### Brief
Search the records that follow and extract every line containing the string "Złożenie".

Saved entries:

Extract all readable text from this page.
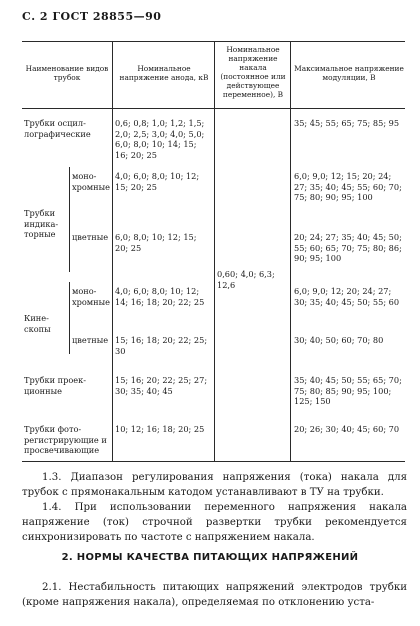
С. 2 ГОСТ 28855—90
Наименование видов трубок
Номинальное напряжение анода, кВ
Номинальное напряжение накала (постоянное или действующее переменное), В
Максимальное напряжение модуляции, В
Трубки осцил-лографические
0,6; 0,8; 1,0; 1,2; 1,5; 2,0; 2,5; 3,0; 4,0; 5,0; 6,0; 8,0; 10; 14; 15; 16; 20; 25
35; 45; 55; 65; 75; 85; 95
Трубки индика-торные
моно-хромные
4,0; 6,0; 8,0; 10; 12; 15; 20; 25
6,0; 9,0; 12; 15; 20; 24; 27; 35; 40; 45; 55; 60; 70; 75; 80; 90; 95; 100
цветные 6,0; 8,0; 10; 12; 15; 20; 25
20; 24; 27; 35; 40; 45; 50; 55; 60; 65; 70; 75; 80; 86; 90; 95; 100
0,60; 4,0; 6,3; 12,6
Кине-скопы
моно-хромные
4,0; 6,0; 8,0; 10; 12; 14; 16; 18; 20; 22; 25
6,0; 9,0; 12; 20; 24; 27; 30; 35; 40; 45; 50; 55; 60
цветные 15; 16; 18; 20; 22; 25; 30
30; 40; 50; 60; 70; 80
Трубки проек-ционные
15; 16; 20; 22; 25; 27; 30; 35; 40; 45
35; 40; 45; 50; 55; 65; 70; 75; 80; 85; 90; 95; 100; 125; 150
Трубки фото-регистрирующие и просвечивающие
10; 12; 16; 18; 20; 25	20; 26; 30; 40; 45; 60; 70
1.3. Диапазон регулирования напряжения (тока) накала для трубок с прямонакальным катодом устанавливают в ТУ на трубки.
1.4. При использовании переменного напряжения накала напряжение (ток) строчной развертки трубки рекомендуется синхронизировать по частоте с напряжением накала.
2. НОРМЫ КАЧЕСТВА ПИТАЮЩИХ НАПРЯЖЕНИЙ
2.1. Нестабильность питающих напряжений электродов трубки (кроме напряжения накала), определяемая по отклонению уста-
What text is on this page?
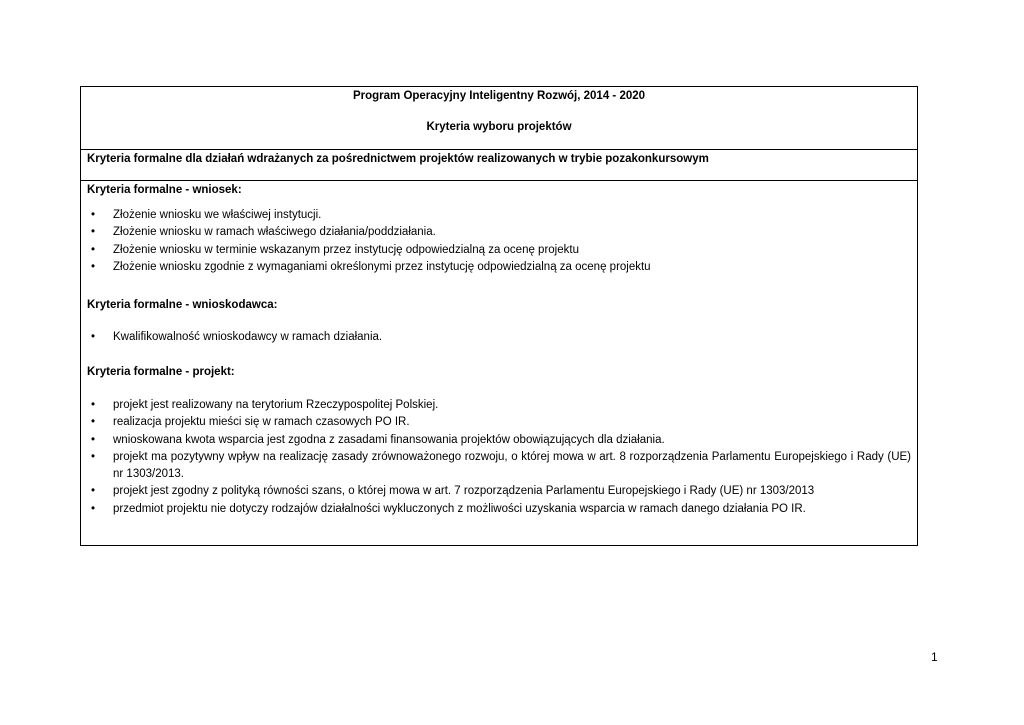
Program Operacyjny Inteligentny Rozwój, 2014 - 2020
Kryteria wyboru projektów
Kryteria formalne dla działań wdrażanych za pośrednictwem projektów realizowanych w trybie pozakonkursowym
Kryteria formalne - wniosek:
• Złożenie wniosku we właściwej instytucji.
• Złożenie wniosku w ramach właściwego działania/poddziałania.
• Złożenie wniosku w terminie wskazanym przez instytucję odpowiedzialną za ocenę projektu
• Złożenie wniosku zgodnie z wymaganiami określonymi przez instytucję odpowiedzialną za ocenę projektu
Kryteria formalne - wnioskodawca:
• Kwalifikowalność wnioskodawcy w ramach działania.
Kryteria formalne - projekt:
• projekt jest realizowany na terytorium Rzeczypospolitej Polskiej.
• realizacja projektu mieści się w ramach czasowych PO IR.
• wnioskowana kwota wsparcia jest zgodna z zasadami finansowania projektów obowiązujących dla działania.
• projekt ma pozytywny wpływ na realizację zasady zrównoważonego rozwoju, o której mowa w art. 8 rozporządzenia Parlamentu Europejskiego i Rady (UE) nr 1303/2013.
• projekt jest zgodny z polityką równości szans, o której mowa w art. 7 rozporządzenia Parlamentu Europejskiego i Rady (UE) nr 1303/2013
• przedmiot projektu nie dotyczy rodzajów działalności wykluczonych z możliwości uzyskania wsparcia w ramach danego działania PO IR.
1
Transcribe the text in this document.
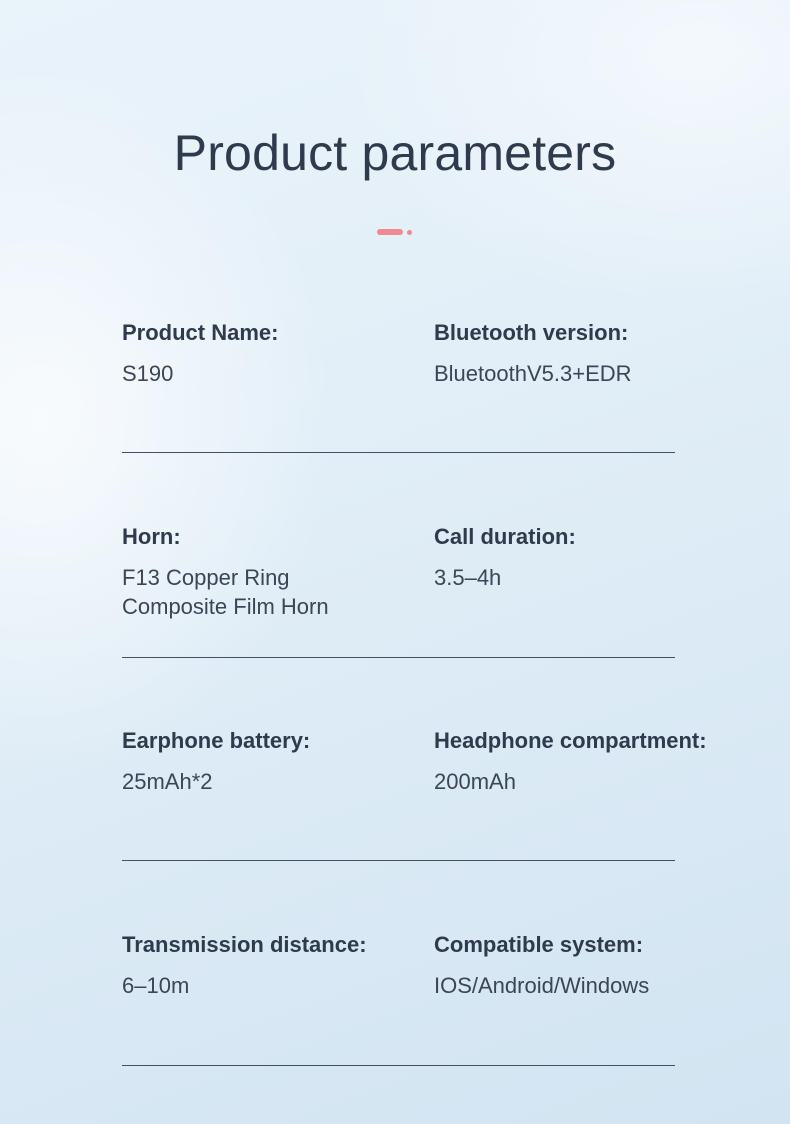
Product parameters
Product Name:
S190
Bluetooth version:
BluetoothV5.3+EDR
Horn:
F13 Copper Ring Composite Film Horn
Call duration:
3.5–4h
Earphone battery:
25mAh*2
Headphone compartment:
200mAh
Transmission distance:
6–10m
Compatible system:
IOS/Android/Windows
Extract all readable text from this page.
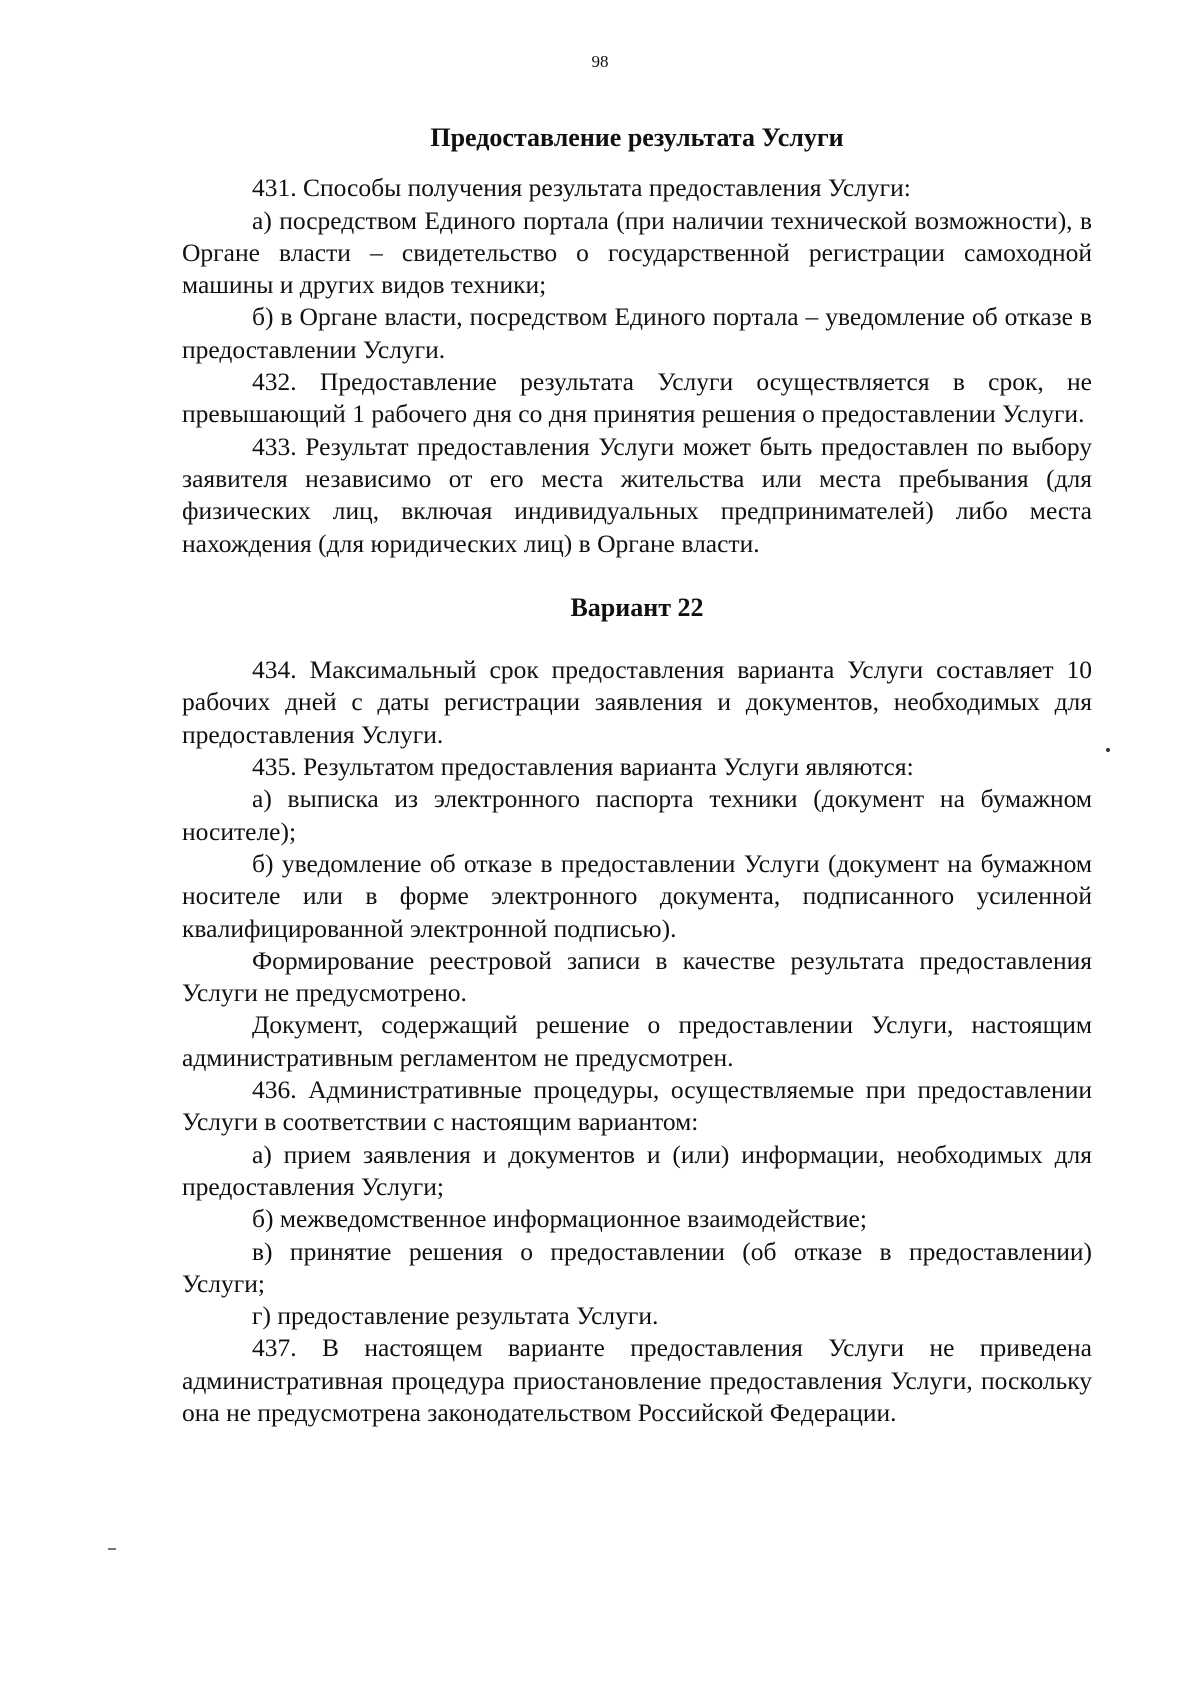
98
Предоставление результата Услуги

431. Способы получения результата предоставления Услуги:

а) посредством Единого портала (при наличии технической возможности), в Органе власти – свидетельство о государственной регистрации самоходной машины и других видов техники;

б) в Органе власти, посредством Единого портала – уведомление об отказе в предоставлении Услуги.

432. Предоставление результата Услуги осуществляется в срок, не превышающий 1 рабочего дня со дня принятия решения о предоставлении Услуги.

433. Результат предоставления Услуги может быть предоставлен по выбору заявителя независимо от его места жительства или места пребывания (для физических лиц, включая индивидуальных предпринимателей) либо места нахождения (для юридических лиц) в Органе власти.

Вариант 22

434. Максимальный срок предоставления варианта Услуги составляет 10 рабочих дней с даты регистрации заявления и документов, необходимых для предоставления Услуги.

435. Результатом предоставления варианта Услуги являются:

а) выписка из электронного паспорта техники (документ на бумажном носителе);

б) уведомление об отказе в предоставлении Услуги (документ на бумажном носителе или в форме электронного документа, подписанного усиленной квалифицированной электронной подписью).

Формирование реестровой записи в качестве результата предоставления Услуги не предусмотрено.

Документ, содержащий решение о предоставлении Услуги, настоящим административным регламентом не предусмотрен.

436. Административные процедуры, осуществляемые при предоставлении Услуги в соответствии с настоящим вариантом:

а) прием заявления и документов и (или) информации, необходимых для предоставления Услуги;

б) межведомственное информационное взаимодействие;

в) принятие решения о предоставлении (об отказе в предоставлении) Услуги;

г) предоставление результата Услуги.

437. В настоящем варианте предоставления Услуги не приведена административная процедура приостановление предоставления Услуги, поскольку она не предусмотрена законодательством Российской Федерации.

### Response
• Złożenie wniosku we właściwej instytucji.
• Złożenie wniosku w ramach właściwego działania/poddziałania.
• Złożenie wniosku w terminie wskazanym przez instytucję odpowiedzialną za ocenę projektu
• Złożenie wniosku zgodnie z wymaganiami określonymi przez instytucję odpowiedzialną za ocenę projektu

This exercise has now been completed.